Section: Research Program
Scientific Foundations
Program analysis
A fundamental goal of the research in the Whisper team is to elicit and exploit the knowledge found in existing code. To do this in a way that scales to a large code base, systematic methods are needed to infer code properties. We may build on either static [39] , [41] , [42] or dynamic analysis [58] , [60] , [65] . Static analysis consists of approximating the behavior of the source code from the source code alone, while dynamic analysis draws conclusions from observations of sample executions, typically of test cases. While dynamic analysis can be more accurate, because it has access to information about actual program behavior, obtaining adequate test cases is difficult. This difficulty is compounded for infrastructure software, where many, often obscure, cases must be handled, and external effects such as timing can have a significant impact. Thus, we expect to primarily use static analyses. Static analyses come in a range of flavors, varying in the extent to which the analysis is sound, i.e., the extent to which the results are guaranteed to reflect possible run-time behaviors.
One form of sound static analysis is abstract interpretation [41] . In abstract interpretation, atomic terms are interpreted as sound abstractions of their values, and operators are interpreted as functions that soundly manipulate these abstract values. The analysis is then performed by interpreting the program in a compositional manner using these abstracted values and operators. Alternatively, dataflow analysis [49] iteratively infers connections between variable definitions and uses, in terms of local transition rules that describe how various kinds of program constructs may impact variable values. Schmidt has explored the relationship between abstract interpretation and dataflow analysis [70] . More recently, more general forms of symbolic execution [39] have emerged as a means of understanding complex code. In symbolic execution, concrete values are used when available, and these are complemented by constraints that are inferred from terms for which only partial information is available. Reasoning about these constraints is then used to prune infeasible paths, and obtain more precise results. A number of works apply symbolic execution to operating systems code [36] , [37] .

*Written request 1*: In the program analysis passage, who explored the relationship between abstract interpretation and dataflow analysis?
*Written request 2*: Reproduce verbatim the lines of the entries starting at the line containing "news-annotation-line: 22:30 米国" and ending at the line containing "svg-text:22:30: 22:30 [116, 1163, 167, 1186]", including both of those lines.

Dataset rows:
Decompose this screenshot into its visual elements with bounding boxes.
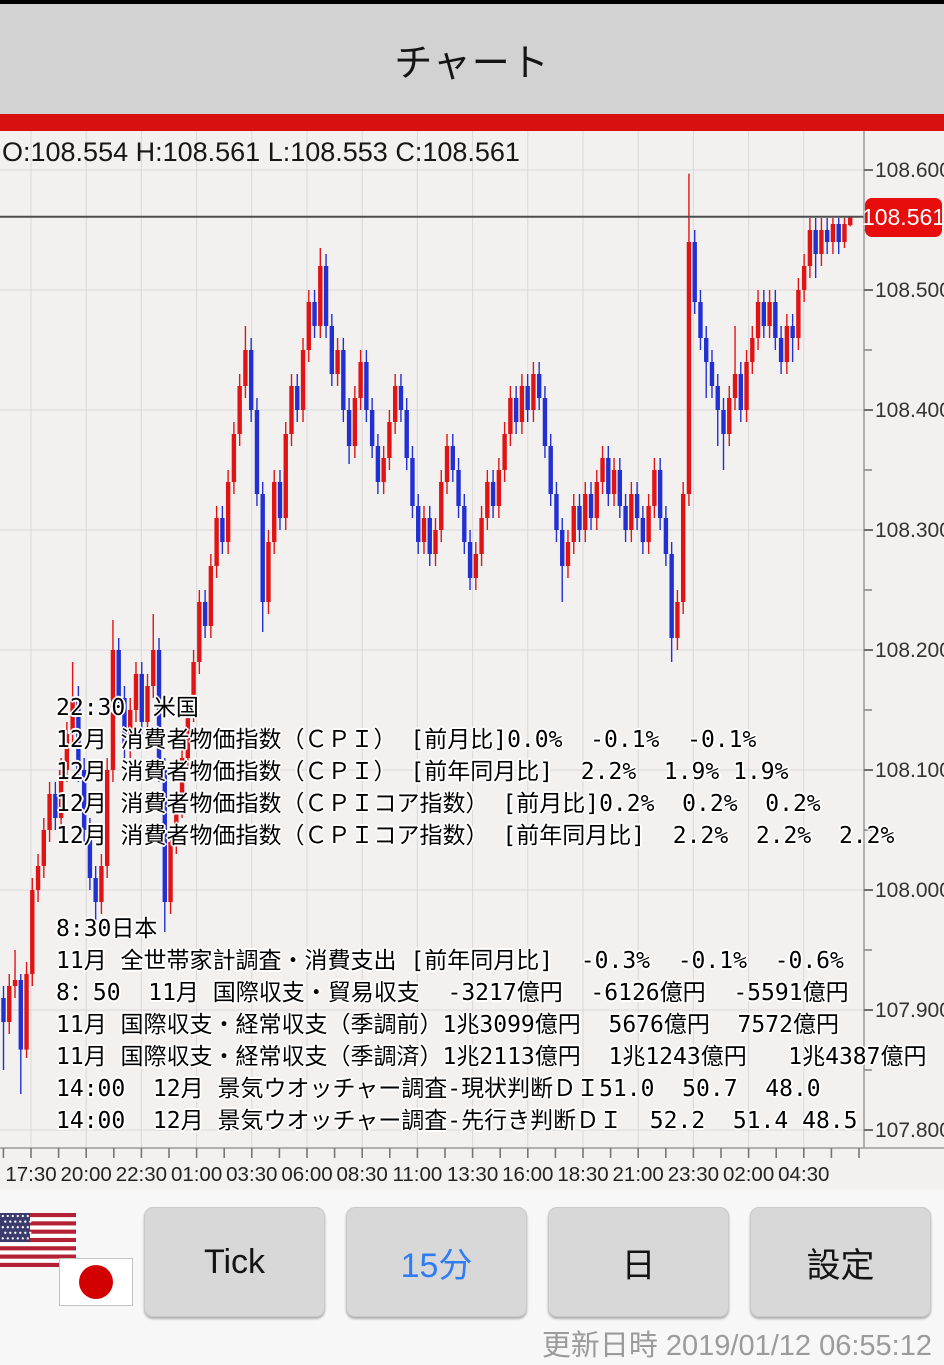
news-annotation-line: 22:30 米国 [56, 695, 199, 721]
candlestick-chart-canvas[interactable]: 108.600 108.500 108.400 108.300 108.200 108.1… [0, 131, 944, 1190]
svg-text:20:00: 20:00 [61, 1163, 112, 1186]
svg-text:108.600: 108.600 [875, 159, 944, 182]
svg-text:13:30: 13:30 [447, 1163, 498, 1186]
svg-text:17:30: 17:30 [5, 1163, 56, 1186]
status-bar [0, 0, 944, 4]
svg-text:18:30: 18:30 [557, 1163, 608, 1186]
svg-text:108.300: 108.300 [875, 519, 944, 542]
currency-pair-selector[interactable] [0, 1190, 140, 1320]
svg-text:108.400: 108.400 [875, 399, 944, 422]
svg-text:107.800: 107.800 [875, 1119, 944, 1142]
svg-text:108.000: 108.000 [875, 879, 944, 902]
last-updated-label: 更新日時 [541, 1330, 658, 1362]
svg-text:108.200: 108.200 [875, 639, 944, 662]
us-flag-icon [0, 1213, 76, 1267]
timeframe-tick-button[interactable]: Tick [144, 1207, 325, 1317]
news-annotation-line: 12月 消費者物価指数（ＣＰＩ） [前月比]0.0% -0.1% -0.1% [56, 727, 757, 753]
candles-group [1, 173, 853, 1094]
news-annotation-line: 12月 消費者物価指数（ＣＰＩ） [前年同月比] 2.2% 1.9% 1.9% [56, 759, 789, 785]
news-annotation-line: 11月 国際収支・経常収支（季調前）1兆3099億円 5676億円 7572億円 [56, 1012, 839, 1038]
last-updated-timestamp: 2019/01/12 06:55:12 [665, 1330, 932, 1362]
news-annotation-line: 14:00 12月 景気ウオッチャー調査-先行き判断ＤＩ 52.2 51.4 4… [56, 1108, 858, 1134]
accent-bar [0, 114, 944, 131]
news-annotation-line: 14:00 12月 景気ウオッチャー調査-現状判断ＤＩ51.0 50.7 48.… [56, 1076, 821, 1102]
svg-text:22:30: 22:30 [116, 1163, 167, 1186]
svg-text:16:00: 16:00 [502, 1163, 553, 1186]
svg-text:21:00: 21:00 [613, 1163, 664, 1186]
app-header: チャート [0, 4, 944, 114]
news-annotation-line: 8：50 11月 国際収支・貿易収支 -3217億円 -6126億円 -5591… [56, 980, 849, 1006]
svg-text:108.100: 108.100 [875, 759, 944, 782]
news-annotation-line: 8:30日本 [56, 916, 158, 942]
bottom-toolbar: Tick 15分 日 設定 更新日時 2019/01/12 06:55:12 [0, 1190, 944, 1365]
timeframe-day-button[interactable]: 日 [548, 1207, 729, 1317]
svg-text:06:00: 06:00 [281, 1163, 332, 1186]
chart-section: 108.600 108.500 108.400 108.300 108.200 108.1… [0, 131, 944, 1190]
japan-flag-icon [59, 1258, 133, 1306]
last-updated: 更新日時 2019/01/12 06:55:12 [542, 1322, 932, 1364]
svg-text:02:00: 02:00 [723, 1163, 774, 1186]
settings-button[interactable]: 設定 [750, 1207, 931, 1317]
news-annotation-line: 11月 全世帯家計調査・消費支出 [前年同月比] -0.3% -0.1% -0.… [56, 948, 844, 974]
current-price-badge: 108.561 [862, 198, 944, 237]
ohlc-readout: O:108.554 H:108.561 L:108.553 C:108.561 [2, 137, 520, 167]
svg-text:04:30: 04:30 [778, 1163, 829, 1186]
page-title: チャート [394, 42, 550, 85]
svg-text:108.500: 108.500 [875, 279, 944, 302]
x-axis: 17:30 20:00 22:30 01:00 03:30 06:00 08:30 11:00… [2, 1148, 860, 1186]
svg-text:11:00: 11:00 [393, 1163, 443, 1186]
svg-text:107.900: 107.900 [875, 999, 944, 1022]
y-axis: 108.600 108.500 108.400 108.300 108.200 108.1… [864, 159, 944, 1142]
news-annotation-line: 12月 消費者物価指数（ＣＰＩコア指数） [前年同月比] 2.2% 2.2% 2… [56, 823, 895, 849]
chart-grid [0, 131, 864, 1148]
svg-text:08:30: 08:30 [337, 1163, 388, 1186]
news-annotation-line: 12月 消費者物価指数（ＣＰＩコア指数） [前月比]0.2% 0.2% 0.2% [56, 791, 821, 817]
timeframe-15min-button[interactable]: 15分 [346, 1207, 527, 1317]
japan-flag-disc [79, 1265, 113, 1299]
svg-text:23:30: 23:30 [668, 1163, 719, 1186]
svg-text:01:00: 01:00 [171, 1163, 222, 1186]
svg-text:03:30: 03:30 [226, 1163, 277, 1186]
news-annotation-line: 11月 国際収支・経常収支（季調済）1兆2113億円 1兆1243億円 1兆43… [56, 1044, 927, 1070]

*Task solution 1*: Schmidt

*Task solution 2*:
news-annotation-line: 22:30 米国 [56, 695, 199, 721]
candlestick-chart-canvas[interactable]: 108.600 108.500 108.400 108.300 108.200 108.1… [0, 131, 944, 1190]
svg-text:20:00: 20:00 [61, 1163, 112, 1186]
svg-text:108.600: 108.600 [875, 159, 944, 182]
svg-text:13:30: 13:30 [447, 1163, 498, 1186]
svg-text:17:30: 17:30 [5, 1163, 56, 1186]
status-bar [0, 0, 944, 4]
svg-text:18:30: 18:30 [557, 1163, 608, 1186]
svg-text:108.300: 108.300 [875, 519, 944, 542]
currency-pair-selector[interactable] [0, 1190, 140, 1320]
svg-text:108.400: 108.400 [875, 399, 944, 422]
svg-text:107.800: 107.800 [875, 1119, 944, 1142]
svg-text:108.000: 108.000 [875, 879, 944, 902]
last-updated-label: 更新日時 [541, 1330, 658, 1362]
svg-text:108.200: 108.200 [875, 639, 944, 662]
us-flag-icon [0, 1213, 76, 1267]
timeframe-tick-button[interactable]: Tick [144, 1207, 325, 1317]
news-annotation-line: 12月 消費者物価指数（ＣＰＩ） [前月比]0.0% -0.1% -0.1% [56, 727, 757, 753]
candles-group [1, 173, 853, 1094]
news-annotation-line: 12月 消費者物価指数（ＣＰＩ） [前年同月比] 2.2% 1.9% 1.9% [56, 759, 789, 785]
news-annotation-line: 11月 国際収支・経常収支（季調前）1兆3099億円 5676億円 7572億円 [56, 1012, 839, 1038]
last-updated-timestamp: 2019/01/12 06:55:12 [665, 1330, 932, 1362]
news-annotation-line: 14:00 12月 景気ウオッチャー調査-先行き判断ＤＩ 52.2 51.4 4… [56, 1108, 858, 1134]
accent-bar [0, 114, 944, 131]
news-annotation-line: 14:00 12月 景気ウオッチャー調査-現状判断ＤＩ51.0 50.7 48.… [56, 1076, 821, 1102]
svg-text:22:30: 22:30 [116, 1163, 167, 1186]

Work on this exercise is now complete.